** Aim of the task **
Write out each line from the data below that includes the word "Лумумбы".

** Listed entries **
..............................

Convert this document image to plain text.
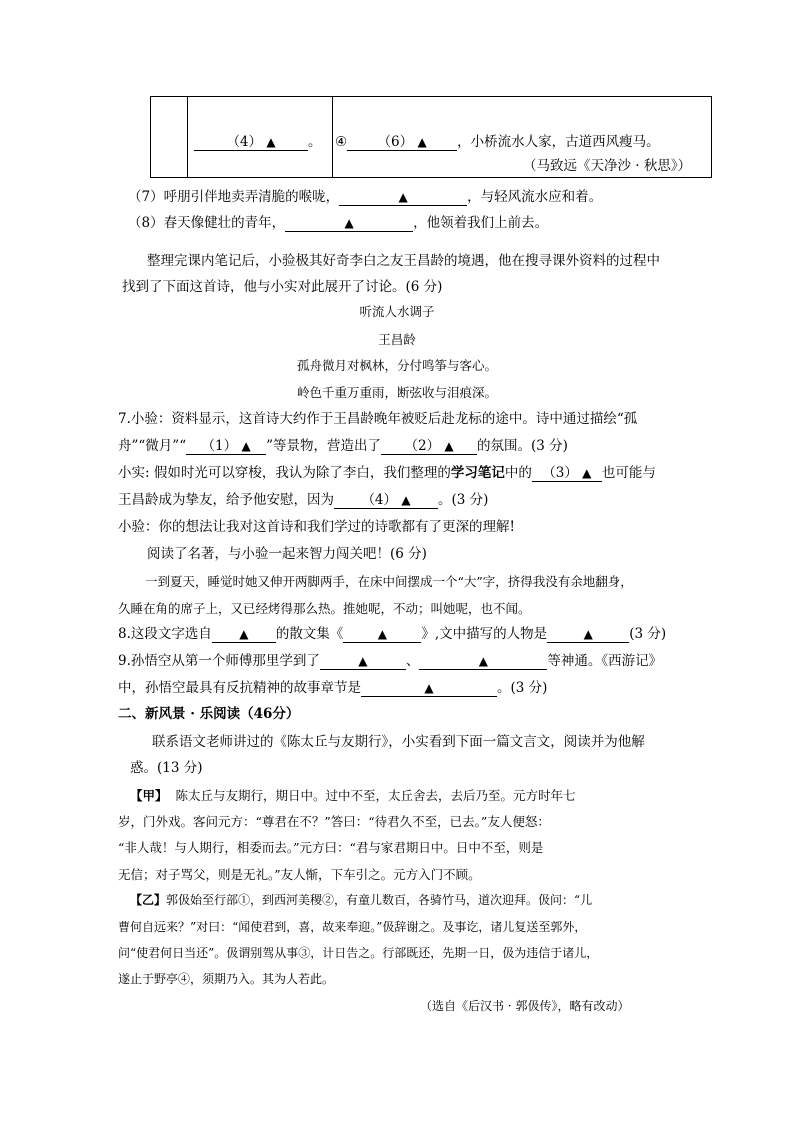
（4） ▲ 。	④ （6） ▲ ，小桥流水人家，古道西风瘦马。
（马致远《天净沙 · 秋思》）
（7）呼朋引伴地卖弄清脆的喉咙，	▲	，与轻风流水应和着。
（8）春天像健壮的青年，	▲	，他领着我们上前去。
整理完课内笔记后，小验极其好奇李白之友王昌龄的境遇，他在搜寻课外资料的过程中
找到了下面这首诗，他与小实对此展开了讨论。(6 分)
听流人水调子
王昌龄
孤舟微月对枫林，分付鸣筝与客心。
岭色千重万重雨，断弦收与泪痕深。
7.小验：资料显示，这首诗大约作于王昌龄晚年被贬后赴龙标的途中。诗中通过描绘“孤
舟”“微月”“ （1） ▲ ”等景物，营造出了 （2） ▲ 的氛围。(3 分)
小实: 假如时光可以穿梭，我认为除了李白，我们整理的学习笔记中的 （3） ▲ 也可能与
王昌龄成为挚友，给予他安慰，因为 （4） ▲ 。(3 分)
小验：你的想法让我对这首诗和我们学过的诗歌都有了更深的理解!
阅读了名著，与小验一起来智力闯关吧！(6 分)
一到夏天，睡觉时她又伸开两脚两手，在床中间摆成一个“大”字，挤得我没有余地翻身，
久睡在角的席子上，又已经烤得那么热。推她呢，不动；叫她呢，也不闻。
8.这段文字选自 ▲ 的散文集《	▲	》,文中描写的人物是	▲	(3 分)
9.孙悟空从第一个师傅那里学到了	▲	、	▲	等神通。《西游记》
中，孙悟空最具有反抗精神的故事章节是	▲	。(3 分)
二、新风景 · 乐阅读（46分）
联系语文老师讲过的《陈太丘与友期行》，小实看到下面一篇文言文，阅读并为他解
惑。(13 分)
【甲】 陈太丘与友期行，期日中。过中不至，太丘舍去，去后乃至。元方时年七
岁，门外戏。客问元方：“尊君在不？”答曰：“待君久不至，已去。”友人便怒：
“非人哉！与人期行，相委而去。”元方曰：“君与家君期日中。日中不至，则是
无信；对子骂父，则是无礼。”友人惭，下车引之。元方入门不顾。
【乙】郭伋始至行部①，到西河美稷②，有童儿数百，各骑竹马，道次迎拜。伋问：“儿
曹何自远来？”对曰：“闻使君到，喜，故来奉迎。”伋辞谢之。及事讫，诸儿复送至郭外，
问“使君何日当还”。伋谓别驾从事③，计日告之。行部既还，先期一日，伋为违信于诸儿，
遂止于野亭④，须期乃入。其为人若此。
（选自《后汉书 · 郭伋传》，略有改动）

..............................

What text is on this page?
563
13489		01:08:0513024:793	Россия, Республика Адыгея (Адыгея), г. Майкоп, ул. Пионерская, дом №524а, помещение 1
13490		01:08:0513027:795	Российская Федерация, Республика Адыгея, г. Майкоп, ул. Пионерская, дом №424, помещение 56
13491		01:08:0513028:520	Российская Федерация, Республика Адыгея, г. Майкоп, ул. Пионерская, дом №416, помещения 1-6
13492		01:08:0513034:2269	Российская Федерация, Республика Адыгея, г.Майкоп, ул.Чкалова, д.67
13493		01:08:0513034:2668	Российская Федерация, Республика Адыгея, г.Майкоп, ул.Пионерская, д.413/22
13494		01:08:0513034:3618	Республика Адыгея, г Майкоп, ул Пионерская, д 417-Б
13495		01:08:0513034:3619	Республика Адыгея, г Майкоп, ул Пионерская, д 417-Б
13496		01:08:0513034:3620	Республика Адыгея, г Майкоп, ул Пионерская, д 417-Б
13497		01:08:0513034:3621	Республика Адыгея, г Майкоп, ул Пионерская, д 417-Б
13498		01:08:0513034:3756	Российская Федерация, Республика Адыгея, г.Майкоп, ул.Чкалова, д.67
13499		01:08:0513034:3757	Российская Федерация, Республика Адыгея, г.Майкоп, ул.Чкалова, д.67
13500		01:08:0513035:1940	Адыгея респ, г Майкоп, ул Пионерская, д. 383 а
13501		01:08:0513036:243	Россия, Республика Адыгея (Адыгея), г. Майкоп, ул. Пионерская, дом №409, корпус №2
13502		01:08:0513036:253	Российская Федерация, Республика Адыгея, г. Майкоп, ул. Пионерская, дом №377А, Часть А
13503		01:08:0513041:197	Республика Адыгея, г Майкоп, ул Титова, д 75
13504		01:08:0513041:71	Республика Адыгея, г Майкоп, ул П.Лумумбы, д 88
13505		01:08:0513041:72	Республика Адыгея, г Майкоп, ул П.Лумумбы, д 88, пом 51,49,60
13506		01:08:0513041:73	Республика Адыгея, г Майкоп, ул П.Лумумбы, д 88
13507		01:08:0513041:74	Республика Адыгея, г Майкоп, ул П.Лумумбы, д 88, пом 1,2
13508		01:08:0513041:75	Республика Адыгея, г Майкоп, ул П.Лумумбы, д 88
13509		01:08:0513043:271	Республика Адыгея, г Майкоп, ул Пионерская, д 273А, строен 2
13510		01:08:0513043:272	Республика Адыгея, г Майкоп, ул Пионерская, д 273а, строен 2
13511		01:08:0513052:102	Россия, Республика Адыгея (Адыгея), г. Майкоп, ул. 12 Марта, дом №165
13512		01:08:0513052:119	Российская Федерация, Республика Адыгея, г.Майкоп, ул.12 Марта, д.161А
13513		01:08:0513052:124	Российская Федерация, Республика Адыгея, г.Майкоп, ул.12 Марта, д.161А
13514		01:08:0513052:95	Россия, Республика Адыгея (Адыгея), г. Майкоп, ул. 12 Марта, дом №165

..............................

** Answer below **
13504		01:08:0513041:71	Республика Адыгея, г Майкоп, ул П.Лумумбы, д 88
13505		01:08:0513041:72	Республика Адыгея, г Майкоп, ул П.Лумумбы, д 88, пом 51,49,60
13506		01:08:0513041:73	Республика Адыгея, г Майкоп, ул П.Лумумбы, д 88
13507		01:08:0513041:74	Республика Адыгея, г Майкоп, ул П.Лумумбы, д 88, пом 1,2
13508		01:08:0513041:75	Республика Адыгея, г Майкоп, ул П.Лумумбы, д 88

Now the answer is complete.